= QUOTED TEXT =
Groom the plant periodically by removing dead flowers and any developing seedpods. Keep watching for early infestations of Fuchsia Gall Mites this month. These nearly invisible pests are a serious threat to fuchsias. Look for any signs of puckered or distorted new growth. If you discover any, pinch it out and dispose of it immediately. A pesticide treatment is usually required. Be careful not to burn your plants. Sun is getting a little higher in the sky and the days are longer.
Gardenias should still be blooming and growing pretty well this month.
Keep them well fed through the summer months. Use a fertilizer with trace minerals, such as most organic types and alternate this with an acidic formula to keep the pH down. If the leaves are showing signs of green veins with yellow areas between the veins, especially on the new growth, they need additional iron. Iron is a supplement to the regular fertilizing program of your gardenia.
Apply a thick organic mulch under each plant to moderate the soil temperatures and retain moisture.
Gardenias are shallow rooted and will dry out quickly. Avoid cultivating or allowing other plants to grow under or in competition with their roots. This is a good month to leach the salts out of the root zone of your plants. This is done by irrigating the plant over and over again or by flooding the root basin several times to wash any accumulated salt below and away from the roots. Gardenias do not like hot dry winds. If these threaten do what you can to shield the plant. A light misting and syringe of the leaves also helps.
This group includes Ivy geraniums, zonal geraniums (also called “Common” geraniums),
Martha geraniums and the various scented geraniums, but does not include true geraniums (sometimes called “Hardy” geraniums), which are discussed under Perennials. Ivy and Zonal types are still blooming well now. Keep up with removing spent flowers regularly to encourage more bloom.
Martha types have finished up their big bloom for the year.
Unlike Ivy and Zonal types these are not everblooming plants. With regular deadheading, a bit of shade in hot inland gardens and continued feeding you may be able to coax a few more blooms through summer. Ivy and Zonal geraniums do not like heavy pruning. To keep the plants shapely and vigorous for a longer period of time prune back a few long stems every month or so from now through fall, but never very many at one time.
Continue fertilizing all geraniums, except most scented types, regularly with a balanced fertilizer. Geraniums prefer a slightly acidic soil, so periodically alternate feedings with an acid fertilizer, such as Cottonseed Meal. Martha’s are done blooming for the year. Budworms may still be attacking the developing buds and new leaves. If necessary, spray with BT on a regular basis.
A few may still be in bloom.
Even dried hydrangea flowers can be attractive on the plant as they change color and take on a unique appearance. Keep feeding them in order to produce more new growth (which will bloom next year). Remove any flowers that have faded by pruning as far as half way down the stem below the faded flower. Only prune stems that have flowered this season, leave all other stems alone since they will flower on their tips next season.
Orchids (Outside Grown)
Keep feeding cymbidiums with high nitrogen to promote growth.
Be sure to keep them well watered in the warm summer months.
(See also Bearded Iris, Bulbs/Rhizomes/Tubers, Cannas, Dahlias, Fuchsias, Geraniums, Ornamental Grasses and Tuberous Begonias)

= LISTED RECORDS =
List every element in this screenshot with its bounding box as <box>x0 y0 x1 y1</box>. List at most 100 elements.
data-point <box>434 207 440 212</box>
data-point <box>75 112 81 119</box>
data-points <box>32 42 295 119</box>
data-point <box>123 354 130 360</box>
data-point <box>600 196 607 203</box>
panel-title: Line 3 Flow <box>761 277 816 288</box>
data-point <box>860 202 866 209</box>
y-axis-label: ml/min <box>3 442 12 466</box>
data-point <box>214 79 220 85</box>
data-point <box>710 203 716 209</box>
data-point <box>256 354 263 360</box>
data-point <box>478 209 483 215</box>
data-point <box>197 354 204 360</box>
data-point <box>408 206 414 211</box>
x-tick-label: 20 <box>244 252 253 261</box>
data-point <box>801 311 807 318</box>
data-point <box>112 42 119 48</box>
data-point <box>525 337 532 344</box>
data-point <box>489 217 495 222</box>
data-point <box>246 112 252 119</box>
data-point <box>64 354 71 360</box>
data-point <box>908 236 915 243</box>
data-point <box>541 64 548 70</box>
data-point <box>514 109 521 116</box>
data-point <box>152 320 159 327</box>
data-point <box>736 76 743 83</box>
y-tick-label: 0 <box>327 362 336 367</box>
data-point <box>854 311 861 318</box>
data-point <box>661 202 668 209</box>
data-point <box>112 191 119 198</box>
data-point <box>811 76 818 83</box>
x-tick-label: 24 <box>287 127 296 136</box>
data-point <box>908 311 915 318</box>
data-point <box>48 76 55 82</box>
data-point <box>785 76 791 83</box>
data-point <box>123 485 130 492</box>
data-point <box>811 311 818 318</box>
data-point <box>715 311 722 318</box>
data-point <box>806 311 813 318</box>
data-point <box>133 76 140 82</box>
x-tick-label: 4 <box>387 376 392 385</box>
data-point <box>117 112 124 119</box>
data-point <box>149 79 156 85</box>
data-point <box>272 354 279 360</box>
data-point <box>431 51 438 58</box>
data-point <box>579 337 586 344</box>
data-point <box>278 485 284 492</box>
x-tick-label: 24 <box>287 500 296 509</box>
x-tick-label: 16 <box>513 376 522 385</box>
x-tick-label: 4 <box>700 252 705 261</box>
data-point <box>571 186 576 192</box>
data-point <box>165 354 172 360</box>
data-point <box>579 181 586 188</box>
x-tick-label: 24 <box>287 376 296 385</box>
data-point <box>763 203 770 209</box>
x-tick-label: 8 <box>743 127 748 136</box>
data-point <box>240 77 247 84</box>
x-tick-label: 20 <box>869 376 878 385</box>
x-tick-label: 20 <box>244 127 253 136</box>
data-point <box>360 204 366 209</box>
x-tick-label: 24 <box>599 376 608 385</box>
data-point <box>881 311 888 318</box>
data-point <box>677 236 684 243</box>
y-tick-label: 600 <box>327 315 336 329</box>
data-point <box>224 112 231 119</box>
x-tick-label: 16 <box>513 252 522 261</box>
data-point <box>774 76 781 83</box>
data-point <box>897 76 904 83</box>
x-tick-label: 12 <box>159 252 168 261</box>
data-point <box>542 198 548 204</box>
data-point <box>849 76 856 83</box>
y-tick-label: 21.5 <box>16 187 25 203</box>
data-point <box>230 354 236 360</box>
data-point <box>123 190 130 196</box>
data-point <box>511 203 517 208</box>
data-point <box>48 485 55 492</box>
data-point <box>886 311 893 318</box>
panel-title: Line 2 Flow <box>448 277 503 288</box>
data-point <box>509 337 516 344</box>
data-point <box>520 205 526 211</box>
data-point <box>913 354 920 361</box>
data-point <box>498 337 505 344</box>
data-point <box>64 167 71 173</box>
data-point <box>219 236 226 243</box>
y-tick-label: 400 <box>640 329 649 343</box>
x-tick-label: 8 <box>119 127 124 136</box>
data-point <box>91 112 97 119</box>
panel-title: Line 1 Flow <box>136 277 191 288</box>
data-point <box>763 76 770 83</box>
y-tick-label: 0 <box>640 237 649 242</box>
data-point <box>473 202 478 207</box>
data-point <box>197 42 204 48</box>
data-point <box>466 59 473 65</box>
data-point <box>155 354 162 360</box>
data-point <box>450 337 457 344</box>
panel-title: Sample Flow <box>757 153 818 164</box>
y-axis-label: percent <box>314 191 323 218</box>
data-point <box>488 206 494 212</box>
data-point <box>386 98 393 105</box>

= WRITTEN PROBLEM 1 =
Reproduce the passage of the garden care text between "Orchids (Outside Grown)" and "and Tuberous Begonias)", inclusive.
= WRITTEN PROBLEM 2 =
Please render the entries, from their first line through the line holding "data-point <box>514 109 521 116</box>", inclusive, as a JSON list of strings with one string per line and blank lines left out.
The garden care text and the entries come from unrelated sources.

= WORKED SOLUTION 1 =
Orchids (Outside Grown)
Keep feeding cymbidiums with high nitrogen to promote growth.
Be sure to keep them well watered in the warm summer months.
(See also Bearded Iris, Bulbs/Rhizomes/Tubers, Cannas, Dahlias, Fuchsias, Geraniums, Ornamental Grasses and Tuberous Begonias)

= WORKED SOLUTION 2 =
[
  "List every element in this screenshot with its bounding box as <box>x0 y0 x1 y1</box>. List at most 100 elements.",
  "data-point <box>434 207 440 212</box>",
  "data-point <box>75 112 81 119</box>",
  "data-points <box>32 42 295 119</box>",
  "data-point <box>123 354 130 360</box>",
  "data-point <box>600 196 607 203</box>",
  "panel-title: Line 3 Flow <box>761 277 816 288</box>",
  "data-point <box>860 202 866 209</box>",
  "y-axis-label: ml/min <box>3 442 12 466</box>",
  "data-point <box>214 79 220 85</box>",
  "data-point <box>710 203 716 209</box>",
  "data-point <box>256 354 263 360</box>",
  "data-point <box>478 209 483 215</box>",
  "data-point <box>197 354 204 360</box>",
  "data-point <box>408 206 414 211</box>",
  "x-tick-label: 20 <box>244 252 253 261</box>",
  "data-point <box>801 311 807 318</box>",
  "data-point <box>112 42 119 48</box>",
  "data-point <box>525 337 532 344</box>",
  "data-point <box>489 217 495 222</box>",
  "data-point <box>246 112 252 119</box>",
  "data-point <box>64 354 71 360</box>",
  "data-point <box>908 236 915 243</box>",
  "data-point <box>541 64 548 70</box>",
  "data-point <box>514 109 521 116</box>"
]